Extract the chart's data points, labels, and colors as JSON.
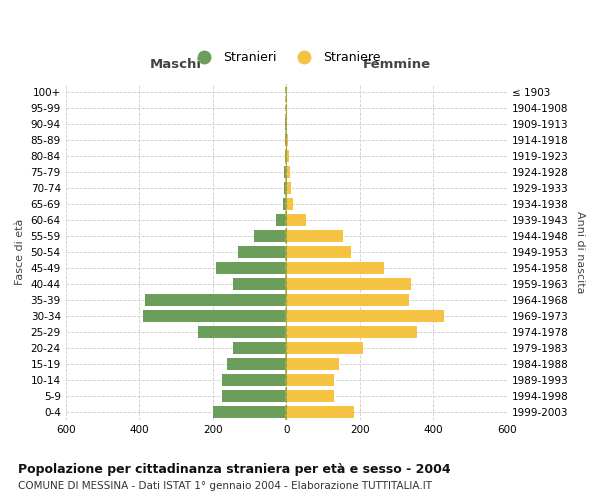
{
  "age_groups": [
    "0-4",
    "5-9",
    "10-14",
    "15-19",
    "20-24",
    "25-29",
    "30-34",
    "35-39",
    "40-44",
    "45-49",
    "50-54",
    "55-59",
    "60-64",
    "65-69",
    "70-74",
    "75-79",
    "80-84",
    "85-89",
    "90-94",
    "95-99",
    "100+"
  ],
  "birth_years": [
    "1999-2003",
    "1994-1998",
    "1989-1993",
    "1984-1988",
    "1979-1983",
    "1974-1978",
    "1969-1973",
    "1964-1968",
    "1959-1963",
    "1954-1958",
    "1949-1953",
    "1944-1948",
    "1939-1943",
    "1934-1938",
    "1929-1933",
    "1924-1928",
    "1919-1923",
    "1914-1918",
    "1909-1913",
    "1904-1908",
    "≤ 1903"
  ],
  "males": [
    200,
    175,
    175,
    160,
    145,
    240,
    390,
    385,
    145,
    190,
    130,
    88,
    28,
    10,
    7,
    5,
    4,
    3,
    2,
    1,
    1
  ],
  "females": [
    185,
    130,
    130,
    145,
    210,
    355,
    430,
    335,
    340,
    265,
    175,
    155,
    55,
    18,
    12,
    10,
    8,
    5,
    3,
    1,
    1
  ],
  "male_color": "#6a9e5a",
  "female_color": "#f5c242",
  "background_color": "#ffffff",
  "grid_color": "#cccccc",
  "center_line_color1": "#c8a830",
  "center_line_color2": "#6a9e5a",
  "title": "Popolazione per cittadinanza straniera per età e sesso - 2004",
  "subtitle": "COMUNE DI MESSINA - Dati ISTAT 1° gennaio 2004 - Elaborazione TUTTITALIA.IT",
  "xlabel_left": "Maschi",
  "xlabel_right": "Femmine",
  "ylabel_left": "Fasce di età",
  "ylabel_right": "Anni di nascita",
  "legend_male": "Stranieri",
  "legend_female": "Straniere",
  "xlim": 600,
  "title_fontsize": 9,
  "subtitle_fontsize": 7.5,
  "tick_fontsize": 7.5,
  "header_fontsize": 9.5,
  "legend_fontsize": 9,
  "ylabel_fontsize": 8
}
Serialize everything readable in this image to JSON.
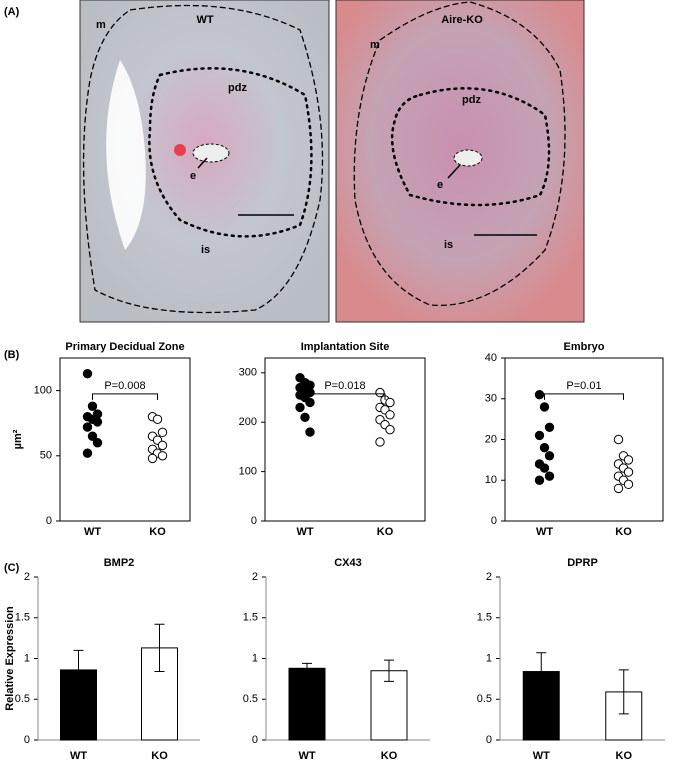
{
  "panel_labels": [
    "(A)",
    "(B)",
    "(C)"
  ],
  "images": [
    {
      "title": "WT",
      "labels": [
        "m",
        "pdz",
        "e",
        "is"
      ]
    },
    {
      "title": "Aire-KO",
      "labels": [
        "m",
        "pdz",
        "e",
        "is"
      ]
    }
  ],
  "chart_data": [
    {
      "type": "strip",
      "title": "Primary Decidual Zone",
      "y_label": "µm²",
      "annotation": "P=0.008",
      "categories": [
        "WT",
        "KO"
      ],
      "colors": [
        "#000000",
        "#ffffff"
      ],
      "values": [
        [
          113,
          88,
          82,
          80,
          78,
          76,
          72,
          65,
          60,
          52
        ],
        [
          80,
          78,
          68,
          65,
          62,
          58,
          55,
          52,
          50,
          48
        ]
      ],
      "ylim": [
        0,
        125
      ],
      "yticks": [
        0,
        50,
        100
      ]
    },
    {
      "type": "strip",
      "title": "Implantation Site",
      "annotation": "P=0.018",
      "categories": [
        "WT",
        "KO"
      ],
      "colors": [
        "#000000",
        "#ffffff"
      ],
      "values": [
        [
          290,
          280,
          275,
          270,
          265,
          260,
          255,
          250,
          240,
          230,
          210,
          180
        ],
        [
          260,
          245,
          240,
          230,
          225,
          215,
          205,
          195,
          185,
          160
        ]
      ],
      "ylim": [
        0,
        330
      ],
      "yticks": [
        0,
        100,
        200,
        300
      ]
    },
    {
      "type": "strip",
      "title": "Embryo",
      "annotation": "P=0.01",
      "categories": [
        "WT",
        "KO"
      ],
      "colors": [
        "#000000",
        "#ffffff"
      ],
      "values": [
        [
          31,
          28,
          23,
          21,
          18,
          16,
          14,
          13,
          11,
          10
        ],
        [
          20,
          16,
          15,
          14,
          13,
          12,
          11,
          10,
          9,
          8
        ]
      ],
      "ylim": [
        0,
        40
      ],
      "yticks": [
        0,
        10,
        20,
        30,
        40
      ]
    },
    {
      "type": "bar",
      "title": "BMP2",
      "y_label": "Relative Expression",
      "categories": [
        "WT",
        "KO"
      ],
      "colors": [
        "#000000",
        "#ffffff"
      ],
      "values": [
        0.86,
        1.13
      ],
      "errors": [
        0.24,
        0.29
      ],
      "ylim": [
        0,
        2
      ],
      "yticks": [
        0,
        0.5,
        1,
        1.5,
        2
      ]
    },
    {
      "type": "bar",
      "title": "CX43",
      "categories": [
        "WT",
        "KO"
      ],
      "colors": [
        "#000000",
        "#ffffff"
      ],
      "values": [
        0.88,
        0.85
      ],
      "errors": [
        0.06,
        0.13
      ],
      "ylim": [
        0,
        2
      ],
      "yticks": [
        0,
        0.5,
        1,
        1.5,
        2
      ]
    },
    {
      "type": "bar",
      "title": "DPRP",
      "categories": [
        "WT",
        "KO"
      ],
      "colors": [
        "#000000",
        "#ffffff"
      ],
      "values": [
        0.84,
        0.59
      ],
      "errors": [
        0.23,
        0.27
      ],
      "ylim": [
        0,
        2
      ],
      "yticks": [
        0,
        0.5,
        1,
        1.5,
        2
      ]
    }
  ]
}
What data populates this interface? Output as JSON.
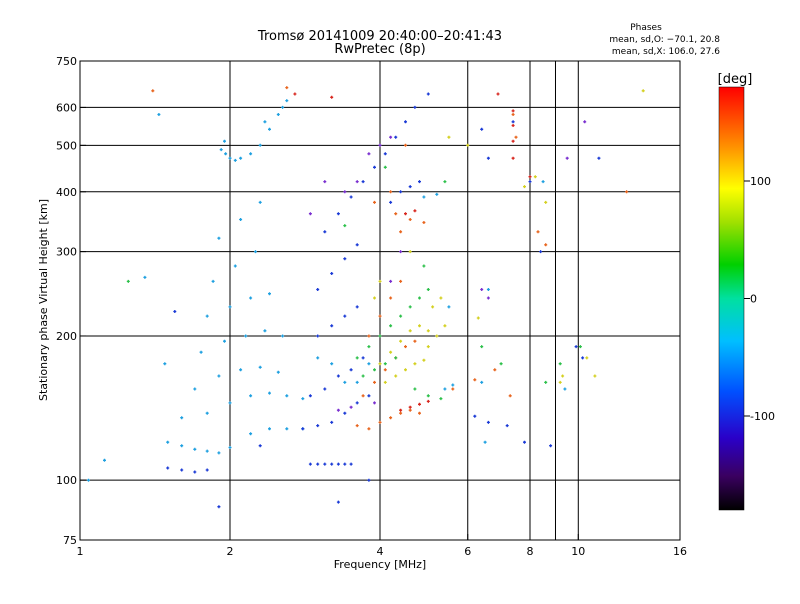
{
  "header": {
    "title_line1": "Tromsø 20141009 20:40:00–20:41:43",
    "title_line2": "RwPretec (8p)",
    "stats_title": "Phases",
    "stats_o": "mean, sd,O: −70.1, 20.8",
    "stats_x": "mean, sd,X: 106.0, 27.6"
  },
  "chart_data": {
    "type": "scatter",
    "title": "Tromsø 20141009 20:40:00–20:41:43",
    "subtitle": "RwPretec (8p)",
    "xlabel": "Frequency [MHz]",
    "ylabel": "Stationary phase Virtual Height [km]",
    "x_scale": "log",
    "y_scale": "log",
    "xlim": [
      1,
      16
    ],
    "ylim": [
      75,
      750
    ],
    "x_ticks": [
      1,
      2,
      4,
      6,
      8,
      10,
      16
    ],
    "x_tick_labels": [
      "1",
      "2",
      "4",
      "6",
      "8",
      "10",
      "16"
    ],
    "x_grid": [
      2,
      4,
      6,
      8,
      9,
      10
    ],
    "y_ticks": [
      75,
      100,
      200,
      300,
      400,
      500,
      600,
      750
    ],
    "y_tick_labels": [
      "75",
      "100",
      "200",
      "300",
      "400",
      "500",
      "600",
      "750"
    ],
    "y_grid": [
      100,
      200,
      300,
      400,
      500,
      600
    ],
    "grid": true,
    "colorbar": {
      "label": "[deg]",
      "range": [
        -180,
        180
      ],
      "ticks": [
        100,
        0,
        -100
      ],
      "tick_labels": [
        "100",
        "0",
        "-100"
      ]
    },
    "series": [
      {
        "color": "#1ea0e0",
        "points": [
          [
            1.92,
            490
          ],
          [
            1.96,
            480
          ],
          [
            2.0,
            470
          ],
          [
            2.05,
            465
          ],
          [
            2.1,
            470
          ],
          [
            2.2,
            480
          ],
          [
            2.3,
            500
          ],
          [
            2.4,
            540
          ],
          [
            2.5,
            580
          ],
          [
            2.6,
            620
          ],
          [
            1.95,
            510
          ],
          [
            2.35,
            560
          ],
          [
            2.55,
            600
          ],
          [
            1.5,
            120
          ],
          [
            1.6,
            118
          ],
          [
            1.7,
            116
          ],
          [
            1.8,
            115
          ],
          [
            1.9,
            114
          ],
          [
            2.0,
            117
          ],
          [
            2.2,
            125
          ],
          [
            2.4,
            128
          ],
          [
            2.6,
            128
          ],
          [
            2.8,
            128
          ],
          [
            1.6,
            135
          ],
          [
            1.8,
            138
          ],
          [
            2.0,
            145
          ],
          [
            2.2,
            150
          ],
          [
            2.4,
            152
          ],
          [
            2.6,
            150
          ],
          [
            2.8,
            148
          ],
          [
            1.7,
            155
          ],
          [
            1.9,
            165
          ],
          [
            2.1,
            170
          ],
          [
            2.3,
            172
          ],
          [
            2.5,
            168
          ],
          [
            1.75,
            185
          ],
          [
            1.95,
            195
          ],
          [
            2.15,
            200
          ],
          [
            2.35,
            205
          ],
          [
            2.55,
            200
          ],
          [
            1.8,
            220
          ],
          [
            2.0,
            230
          ],
          [
            2.2,
            240
          ],
          [
            2.4,
            245
          ],
          [
            1.85,
            260
          ],
          [
            2.05,
            280
          ],
          [
            2.25,
            300
          ],
          [
            1.9,
            320
          ],
          [
            2.1,
            350
          ],
          [
            2.3,
            380
          ],
          [
            3.0,
            180
          ],
          [
            3.2,
            175
          ],
          [
            3.4,
            160
          ],
          [
            3.6,
            160
          ],
          [
            3.8,
            175
          ],
          [
            5.4,
            155
          ],
          [
            5.6,
            158
          ],
          [
            6.4,
            160
          ],
          [
            1.44,
            580
          ],
          [
            1.35,
            265
          ],
          [
            1.12,
            110
          ],
          [
            1.04,
            100
          ],
          [
            1.48,
            175
          ],
          [
            4.9,
            390
          ],
          [
            5.2,
            395
          ],
          [
            5.5,
            230
          ],
          [
            6.6,
            250
          ],
          [
            6.5,
            120
          ],
          [
            9.4,
            155
          ],
          [
            8.5,
            420
          ]
        ]
      },
      {
        "color": "#1a3ad6",
        "points": [
          [
            1.5,
            106
          ],
          [
            1.6,
            105
          ],
          [
            1.7,
            104
          ],
          [
            1.8,
            105
          ],
          [
            2.9,
            108
          ],
          [
            3.0,
            108
          ],
          [
            3.1,
            108
          ],
          [
            3.2,
            108
          ],
          [
            3.3,
            108
          ],
          [
            3.4,
            108
          ],
          [
            3.5,
            108
          ],
          [
            2.8,
            128
          ],
          [
            3.0,
            130
          ],
          [
            3.2,
            132
          ],
          [
            3.4,
            138
          ],
          [
            3.6,
            145
          ],
          [
            3.8,
            150
          ],
          [
            2.9,
            150
          ],
          [
            3.1,
            155
          ],
          [
            3.3,
            165
          ],
          [
            3.5,
            170
          ],
          [
            3.7,
            180
          ],
          [
            3.0,
            200
          ],
          [
            3.2,
            210
          ],
          [
            3.4,
            220
          ],
          [
            3.6,
            230
          ],
          [
            3.0,
            250
          ],
          [
            3.2,
            270
          ],
          [
            3.4,
            290
          ],
          [
            3.6,
            310
          ],
          [
            3.1,
            330
          ],
          [
            3.3,
            360
          ],
          [
            3.5,
            390
          ],
          [
            3.7,
            420
          ],
          [
            3.9,
            450
          ],
          [
            4.1,
            480
          ],
          [
            4.3,
            520
          ],
          [
            4.5,
            560
          ],
          [
            4.7,
            600
          ],
          [
            5.0,
            640
          ],
          [
            4.2,
            380
          ],
          [
            4.4,
            400
          ],
          [
            4.6,
            410
          ],
          [
            4.8,
            420
          ],
          [
            6.2,
            136
          ],
          [
            6.6,
            132
          ],
          [
            7.2,
            130
          ],
          [
            7.8,
            120
          ],
          [
            8.8,
            118
          ],
          [
            2.3,
            118
          ],
          [
            1.9,
            88
          ],
          [
            3.3,
            90
          ],
          [
            1.55,
            225
          ],
          [
            7.4,
            560
          ],
          [
            6.4,
            540
          ],
          [
            6.6,
            470
          ],
          [
            8.0,
            420
          ],
          [
            8.4,
            300
          ],
          [
            9.9,
            190
          ],
          [
            10.2,
            180
          ],
          [
            11.0,
            470
          ],
          [
            3.8,
            100
          ]
        ]
      },
      {
        "color": "#e8651e",
        "points": [
          [
            3.6,
            130
          ],
          [
            3.8,
            128
          ],
          [
            4.0,
            132
          ],
          [
            4.2,
            135
          ],
          [
            4.4,
            138
          ],
          [
            4.6,
            140
          ],
          [
            4.8,
            138
          ],
          [
            3.7,
            150
          ],
          [
            3.9,
            160
          ],
          [
            4.1,
            170
          ],
          [
            4.3,
            180
          ],
          [
            4.5,
            190
          ],
          [
            4.7,
            195
          ],
          [
            3.8,
            200
          ],
          [
            4.0,
            220
          ],
          [
            4.2,
            240
          ],
          [
            4.4,
            260
          ],
          [
            4.3,
            360
          ],
          [
            4.6,
            350
          ],
          [
            4.9,
            345
          ],
          [
            4.4,
            330
          ],
          [
            7.5,
            520
          ],
          [
            7.4,
            580
          ],
          [
            5.6,
            155
          ],
          [
            6.2,
            162
          ],
          [
            6.8,
            170
          ],
          [
            7.3,
            150
          ],
          [
            8.3,
            330
          ],
          [
            8.6,
            310
          ],
          [
            12.5,
            400
          ],
          [
            1.4,
            650
          ],
          [
            2.6,
            660
          ],
          [
            4.5,
            500
          ],
          [
            3.9,
            380
          ],
          [
            4.2,
            400
          ]
        ]
      },
      {
        "color": "#d4d020",
        "points": [
          [
            4.0,
            175
          ],
          [
            4.2,
            185
          ],
          [
            4.4,
            195
          ],
          [
            4.6,
            205
          ],
          [
            4.8,
            210
          ],
          [
            4.1,
            160
          ],
          [
            4.3,
            165
          ],
          [
            4.5,
            170
          ],
          [
            4.7,
            175
          ],
          [
            4.9,
            178
          ],
          [
            5.0,
            190
          ],
          [
            5.2,
            200
          ],
          [
            5.4,
            210
          ],
          [
            5.1,
            230
          ],
          [
            5.3,
            240
          ],
          [
            3.9,
            240
          ],
          [
            4.0,
            260
          ],
          [
            4.6,
            300
          ],
          [
            8.6,
            380
          ],
          [
            8.2,
            430
          ],
          [
            10.4,
            180
          ],
          [
            10.8,
            165
          ],
          [
            9.3,
            165
          ],
          [
            9.2,
            160
          ],
          [
            13.5,
            650
          ],
          [
            5.5,
            520
          ],
          [
            6.0,
            500
          ],
          [
            7.8,
            410
          ],
          [
            5.0,
            205
          ],
          [
            6.3,
            218
          ]
        ]
      },
      {
        "color": "#2cc04a",
        "points": [
          [
            3.6,
            180
          ],
          [
            3.8,
            190
          ],
          [
            4.0,
            200
          ],
          [
            4.2,
            210
          ],
          [
            4.4,
            220
          ],
          [
            4.6,
            230
          ],
          [
            4.8,
            240
          ],
          [
            5.0,
            250
          ],
          [
            3.7,
            165
          ],
          [
            3.9,
            170
          ],
          [
            4.1,
            175
          ],
          [
            4.3,
            180
          ],
          [
            4.7,
            155
          ],
          [
            5.0,
            150
          ],
          [
            5.3,
            148
          ],
          [
            1.25,
            260
          ],
          [
            6.4,
            190
          ],
          [
            7.0,
            175
          ],
          [
            8.6,
            160
          ],
          [
            9.2,
            175
          ],
          [
            10.1,
            190
          ],
          [
            5.4,
            420
          ],
          [
            4.1,
            450
          ],
          [
            3.4,
            340
          ],
          [
            4.9,
            280
          ]
        ]
      },
      {
        "color": "#7a2fd0",
        "points": [
          [
            3.8,
            480
          ],
          [
            4.0,
            500
          ],
          [
            4.2,
            520
          ],
          [
            3.4,
            400
          ],
          [
            3.6,
            420
          ],
          [
            3.3,
            140
          ],
          [
            3.5,
            142
          ],
          [
            3.9,
            145
          ],
          [
            4.2,
            260
          ],
          [
            4.4,
            300
          ],
          [
            6.4,
            250
          ],
          [
            6.6,
            240
          ],
          [
            9.5,
            470
          ],
          [
            10.3,
            560
          ],
          [
            2.9,
            360
          ],
          [
            3.1,
            420
          ]
        ]
      },
      {
        "color": "#d8261e",
        "points": [
          [
            4.4,
            140
          ],
          [
            4.6,
            142
          ],
          [
            4.8,
            144
          ],
          [
            5.0,
            146
          ],
          [
            4.5,
            360
          ],
          [
            4.7,
            365
          ],
          [
            7.4,
            590
          ],
          [
            7.4,
            550
          ],
          [
            7.4,
            510
          ],
          [
            7.4,
            470
          ],
          [
            2.7,
            640
          ],
          [
            3.2,
            630
          ],
          [
            8.0,
            430
          ],
          [
            6.9,
            640
          ]
        ]
      }
    ]
  }
}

——

* Problem statement *
From the entries above, return each line with the word "mean" in it.

* Result for this exercise *
    "stats_o": "mean, sd,O: −70.1, 20.8",
    "stats_x": "mean, sd,X: 106.0, 27.6"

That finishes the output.